* **Exercise requirements**
Print the lines of the records that start with the line containing "y-tick-label: 100: [68, 19, 95, 40]" and end with the line containing "text: 4.74: [863, 396, 904, 416]", including both of those lines, and reproduce them without any change.

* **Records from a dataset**
☆ ☆ ☆ ☆
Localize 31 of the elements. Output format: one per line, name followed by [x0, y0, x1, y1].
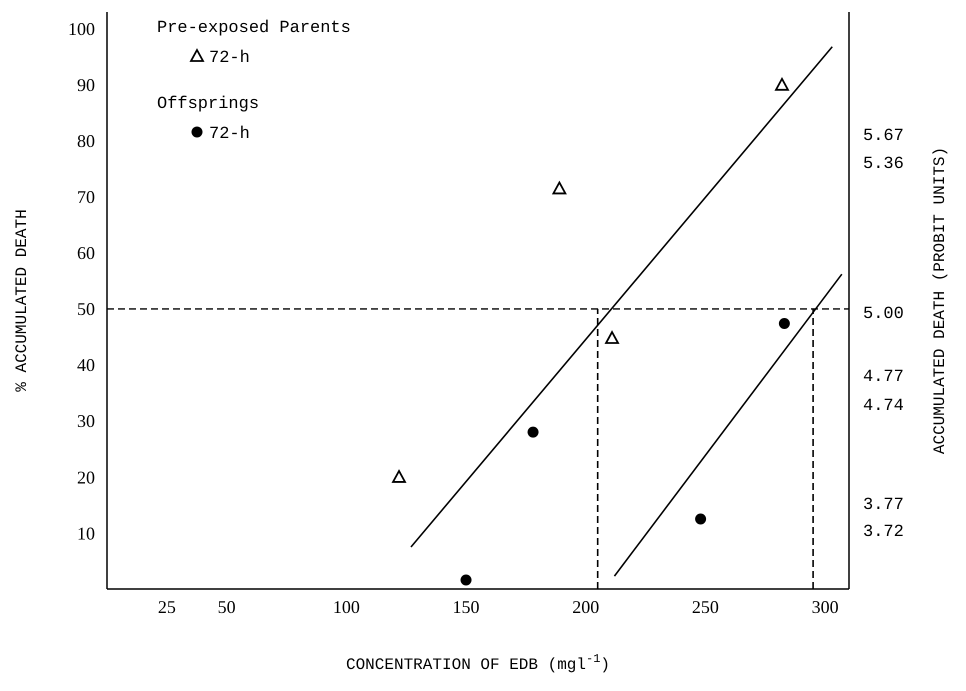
y-tick-label: 100: [68, 19, 95, 40]
x-tick-label: 200: [572, 597, 600, 617]
y-tick-label: 30: [77, 411, 95, 432]
text: 4.77: [863, 368, 904, 387]
x-tick-label: 250: [692, 597, 719, 617]
x-tick-label: 100: [332, 597, 360, 617]
y-tick-label: 20: [77, 467, 95, 488]
y-tick-label: 80: [77, 131, 95, 152]
annotation: Offsprings: [157, 95, 260, 114]
annotation: Pre-exposed Parents: [157, 19, 351, 38]
y-axis-title: % ACCUMULATED DEATH: [13, 209, 31, 392]
x-tick-label: 25: [158, 597, 176, 617]
text: 3.77: [863, 496, 904, 515]
y-tick-label: 50: [77, 299, 95, 320]
legend-label: 72-h: [209, 49, 250, 68]
text: 3.72: [863, 522, 904, 542]
text: ACCUMULATED DEATH (PROBIT UNITS): [931, 146, 949, 454]
text: 4.74: [863, 396, 904, 416]
text: 5.67: [863, 126, 904, 146]
text: 5.00: [863, 304, 904, 324]
x-tick-label: 300: [812, 597, 839, 617]
y-tick-label: 40: [77, 355, 95, 376]
y-tick-label: 10: [77, 523, 95, 544]
y-tick-label: 70: [77, 187, 95, 208]
y-tick-label: 90: [77, 75, 95, 96]
x-tick-label: 150: [452, 597, 480, 617]
x-axis-title: CONCENTRATION OF EDB (mgl$^{-1}$): [346, 652, 610, 674]
text: 5.36: [863, 154, 904, 174]
legend-label: 72-h: [209, 125, 250, 144]
y-tick-label: 60: [77, 243, 95, 264]
x-tick-label: 50: [218, 597, 236, 617]
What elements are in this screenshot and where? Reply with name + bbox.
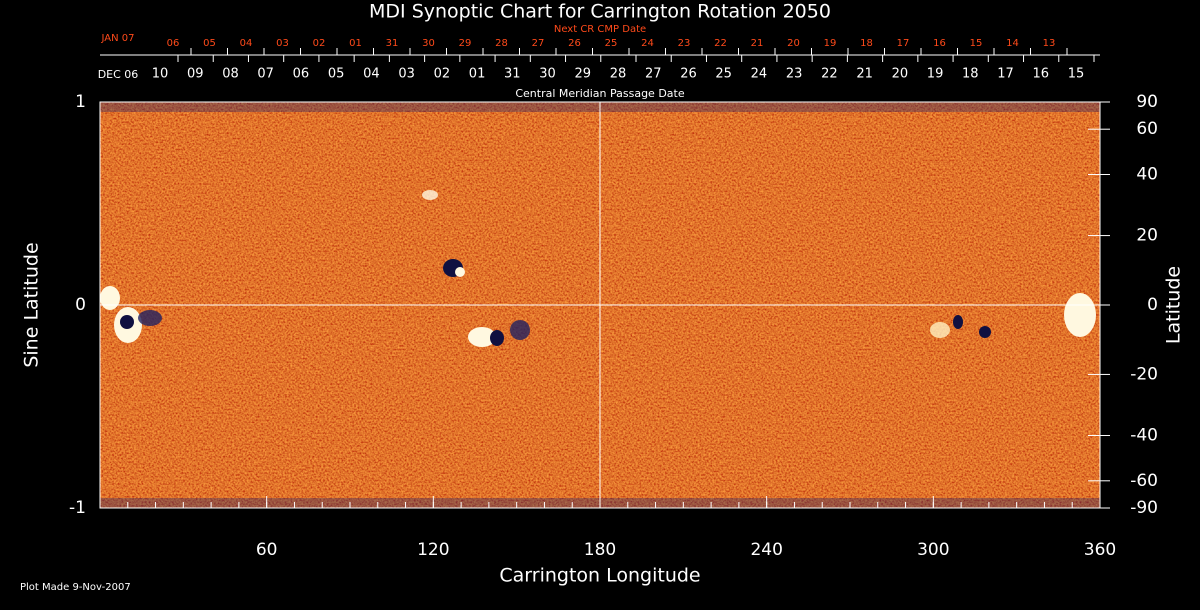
☆ ☆ ☆ ☆
* **Complete output**
y-tick-label: 100: [68, 19, 95, 40]
x-tick-label: 200: [572, 597, 600, 617]
y-tick-label: 30: [77, 411, 95, 432]
text: 4.77: [863, 368, 904, 387]
x-tick-label: 250: [692, 597, 719, 617]
x-tick-label: 100: [332, 597, 360, 617]
y-tick-label: 20: [77, 467, 95, 488]
y-tick-label: 80: [77, 131, 95, 152]
annotation: Offsprings: [157, 95, 260, 114]
annotation: Pre-exposed Parents: [157, 19, 351, 38]
y-axis-title: % ACCUMULATED DEATH: [13, 209, 31, 392]
x-tick-label: 25: [158, 597, 176, 617]
text: 3.77: [863, 496, 904, 515]
y-tick-label: 50: [77, 299, 95, 320]
legend-label: 72-h: [209, 49, 250, 68]
text: 3.72: [863, 522, 904, 542]
text: ACCUMULATED DEATH (PROBIT UNITS): [931, 146, 949, 454]
text: 4.74: [863, 396, 904, 416]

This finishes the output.